■ Work order 1:
In the post on getting a website's title with PHP, rewrite the paragraph beginning "As you can see, it is not exactly" as a short bulleted list that keeps its main points.
■ Work order 2:
In the post on getting a website's title with PHP, what output does the example code print for "http://www.washingtontimes.com/"?

■ Text provided:
Get title of website via link
Notice how Google News has sources on the bottom of each article excerpt.
The Guardian - ABC News - Reuters - Bloomberg
I'm trying to imitate that.
For example, upon submitting the URL http://www.washingtontimes.com/news/2010/dec/3/debt-panel-fails-test-vote/
I want to return The Washington Times
How is this possible with php?
Solution 1:
My answer is expanding on @AI W's answer of using the title of the page. Below is the code to accomplish what he said.
<?php
function get_title($url){
$str = file_get_contents($url);
if(strlen($str)>0){
$str = trim(preg_replace('/\s+/', ' ', $str)); // supports line breaks inside <title>
preg_match("/\<title\>(.*)\<\/title\>/i",$str,$title); // ignore case
return $title[1];
}
}
//Example:
echo get_title("http://www.washingtontimes.com/");
?>
OUTPUT
Washington Times - Politics, Breaking News, US and World News
As you can see, it is not exactly what Google is using, so this leads me to believe that they get a URL's hostname and match it to their own list.

■ Available data:
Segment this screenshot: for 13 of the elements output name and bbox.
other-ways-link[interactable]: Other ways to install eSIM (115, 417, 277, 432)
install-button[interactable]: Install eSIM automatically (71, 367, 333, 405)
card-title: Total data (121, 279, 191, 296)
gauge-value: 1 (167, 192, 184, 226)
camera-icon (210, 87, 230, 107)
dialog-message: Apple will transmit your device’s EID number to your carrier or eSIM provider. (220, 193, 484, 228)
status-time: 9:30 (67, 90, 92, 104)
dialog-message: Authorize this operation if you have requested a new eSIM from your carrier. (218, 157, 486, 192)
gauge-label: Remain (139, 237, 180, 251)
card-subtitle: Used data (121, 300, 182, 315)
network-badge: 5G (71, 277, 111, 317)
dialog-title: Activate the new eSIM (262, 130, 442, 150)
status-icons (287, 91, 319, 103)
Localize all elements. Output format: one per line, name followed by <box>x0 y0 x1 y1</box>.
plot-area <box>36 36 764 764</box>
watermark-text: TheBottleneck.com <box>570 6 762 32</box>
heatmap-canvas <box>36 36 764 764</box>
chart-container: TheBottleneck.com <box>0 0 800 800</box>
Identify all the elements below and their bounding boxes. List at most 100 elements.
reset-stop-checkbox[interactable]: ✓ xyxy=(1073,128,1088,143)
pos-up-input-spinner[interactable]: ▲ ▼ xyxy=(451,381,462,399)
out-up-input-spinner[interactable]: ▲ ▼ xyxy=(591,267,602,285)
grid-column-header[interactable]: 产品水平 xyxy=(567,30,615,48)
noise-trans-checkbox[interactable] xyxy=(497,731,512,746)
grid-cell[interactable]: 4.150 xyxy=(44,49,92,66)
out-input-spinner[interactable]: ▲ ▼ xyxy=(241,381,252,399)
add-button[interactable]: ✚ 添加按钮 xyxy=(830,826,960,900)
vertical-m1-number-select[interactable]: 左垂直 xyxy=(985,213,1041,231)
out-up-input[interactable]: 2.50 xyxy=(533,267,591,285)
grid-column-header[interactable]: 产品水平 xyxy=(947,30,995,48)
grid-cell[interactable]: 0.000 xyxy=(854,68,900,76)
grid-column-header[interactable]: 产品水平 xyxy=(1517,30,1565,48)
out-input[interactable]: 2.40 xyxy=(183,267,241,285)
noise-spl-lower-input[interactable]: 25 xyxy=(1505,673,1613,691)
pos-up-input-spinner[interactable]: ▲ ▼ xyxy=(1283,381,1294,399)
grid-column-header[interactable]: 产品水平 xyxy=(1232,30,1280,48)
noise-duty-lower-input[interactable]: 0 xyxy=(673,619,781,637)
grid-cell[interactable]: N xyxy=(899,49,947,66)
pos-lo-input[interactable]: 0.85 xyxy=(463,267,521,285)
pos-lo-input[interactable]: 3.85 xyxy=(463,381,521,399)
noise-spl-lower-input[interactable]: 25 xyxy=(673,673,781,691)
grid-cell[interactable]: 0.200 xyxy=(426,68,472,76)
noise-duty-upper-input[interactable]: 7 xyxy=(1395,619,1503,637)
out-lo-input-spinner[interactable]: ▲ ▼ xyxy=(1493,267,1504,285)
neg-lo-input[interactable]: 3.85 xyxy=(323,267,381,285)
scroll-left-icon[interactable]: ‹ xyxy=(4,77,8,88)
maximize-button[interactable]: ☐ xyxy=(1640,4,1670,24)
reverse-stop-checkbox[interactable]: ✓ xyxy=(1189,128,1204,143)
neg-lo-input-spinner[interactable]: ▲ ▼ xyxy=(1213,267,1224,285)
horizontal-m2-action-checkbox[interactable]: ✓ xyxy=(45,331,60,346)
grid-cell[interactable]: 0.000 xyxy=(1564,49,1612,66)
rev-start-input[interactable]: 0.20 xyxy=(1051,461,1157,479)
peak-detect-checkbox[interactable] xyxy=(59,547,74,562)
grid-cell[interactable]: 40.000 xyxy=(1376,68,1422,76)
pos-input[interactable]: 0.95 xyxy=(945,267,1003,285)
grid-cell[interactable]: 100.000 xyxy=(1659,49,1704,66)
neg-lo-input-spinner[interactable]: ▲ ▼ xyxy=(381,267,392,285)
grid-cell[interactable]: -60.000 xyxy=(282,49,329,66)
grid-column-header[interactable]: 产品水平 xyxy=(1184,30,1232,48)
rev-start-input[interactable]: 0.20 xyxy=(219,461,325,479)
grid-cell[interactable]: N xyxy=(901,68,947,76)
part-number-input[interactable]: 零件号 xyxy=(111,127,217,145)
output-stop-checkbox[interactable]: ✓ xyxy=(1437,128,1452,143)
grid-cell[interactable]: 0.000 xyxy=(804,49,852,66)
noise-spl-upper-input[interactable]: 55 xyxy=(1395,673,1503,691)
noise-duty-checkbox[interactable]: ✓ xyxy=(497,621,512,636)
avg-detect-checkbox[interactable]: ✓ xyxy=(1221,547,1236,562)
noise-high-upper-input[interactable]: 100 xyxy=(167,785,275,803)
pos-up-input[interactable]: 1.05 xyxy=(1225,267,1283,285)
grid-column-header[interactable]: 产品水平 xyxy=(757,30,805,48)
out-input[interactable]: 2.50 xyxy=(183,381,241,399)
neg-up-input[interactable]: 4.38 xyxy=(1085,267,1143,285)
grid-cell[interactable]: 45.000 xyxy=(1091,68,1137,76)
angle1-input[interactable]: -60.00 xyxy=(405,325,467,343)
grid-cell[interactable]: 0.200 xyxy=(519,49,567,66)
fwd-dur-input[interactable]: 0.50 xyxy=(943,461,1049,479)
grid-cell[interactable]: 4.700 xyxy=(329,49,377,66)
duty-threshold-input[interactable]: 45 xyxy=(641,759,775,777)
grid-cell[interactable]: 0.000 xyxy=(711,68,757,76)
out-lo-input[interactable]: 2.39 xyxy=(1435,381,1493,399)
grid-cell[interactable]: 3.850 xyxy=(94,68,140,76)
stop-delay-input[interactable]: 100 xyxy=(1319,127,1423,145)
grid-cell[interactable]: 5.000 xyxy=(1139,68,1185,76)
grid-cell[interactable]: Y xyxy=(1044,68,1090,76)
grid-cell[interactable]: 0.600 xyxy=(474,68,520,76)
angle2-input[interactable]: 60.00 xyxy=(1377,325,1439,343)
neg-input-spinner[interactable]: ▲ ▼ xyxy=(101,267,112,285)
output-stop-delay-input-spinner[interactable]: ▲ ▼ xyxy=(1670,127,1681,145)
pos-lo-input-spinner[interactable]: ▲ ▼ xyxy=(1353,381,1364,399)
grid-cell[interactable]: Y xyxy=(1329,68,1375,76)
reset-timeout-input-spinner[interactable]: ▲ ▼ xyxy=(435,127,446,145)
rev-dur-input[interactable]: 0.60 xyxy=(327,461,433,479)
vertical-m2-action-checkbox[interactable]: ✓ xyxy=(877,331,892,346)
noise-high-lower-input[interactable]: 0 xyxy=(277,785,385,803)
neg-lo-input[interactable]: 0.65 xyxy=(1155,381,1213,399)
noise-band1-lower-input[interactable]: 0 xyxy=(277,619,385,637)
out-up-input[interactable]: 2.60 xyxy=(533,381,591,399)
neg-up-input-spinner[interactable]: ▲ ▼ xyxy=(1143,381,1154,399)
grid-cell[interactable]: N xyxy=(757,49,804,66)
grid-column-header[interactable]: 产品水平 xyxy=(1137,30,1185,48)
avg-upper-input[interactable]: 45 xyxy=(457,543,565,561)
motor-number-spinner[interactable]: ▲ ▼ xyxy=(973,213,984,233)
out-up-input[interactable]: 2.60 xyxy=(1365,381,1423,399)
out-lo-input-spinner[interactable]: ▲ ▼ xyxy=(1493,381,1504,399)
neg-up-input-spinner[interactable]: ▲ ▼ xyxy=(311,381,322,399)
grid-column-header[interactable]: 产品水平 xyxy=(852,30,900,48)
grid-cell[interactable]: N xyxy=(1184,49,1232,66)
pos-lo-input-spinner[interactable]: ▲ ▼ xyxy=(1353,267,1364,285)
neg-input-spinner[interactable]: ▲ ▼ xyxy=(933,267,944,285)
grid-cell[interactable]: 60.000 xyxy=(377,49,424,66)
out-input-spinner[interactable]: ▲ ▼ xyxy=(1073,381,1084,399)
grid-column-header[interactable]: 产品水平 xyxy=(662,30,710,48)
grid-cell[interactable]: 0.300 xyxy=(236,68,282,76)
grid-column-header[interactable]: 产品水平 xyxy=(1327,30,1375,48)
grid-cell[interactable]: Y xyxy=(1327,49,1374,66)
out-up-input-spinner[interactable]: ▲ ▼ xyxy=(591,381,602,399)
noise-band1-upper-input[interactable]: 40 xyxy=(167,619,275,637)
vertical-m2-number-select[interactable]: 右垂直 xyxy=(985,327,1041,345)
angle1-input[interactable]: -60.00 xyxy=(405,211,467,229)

■ Exercise output 1:
- The output is not exactly what Google uses.
- This suggests Google takes a URL's hostname and matches it to its own list.

■ Exercise output 2:
Washington Times - Politics, Breaking News, US and World News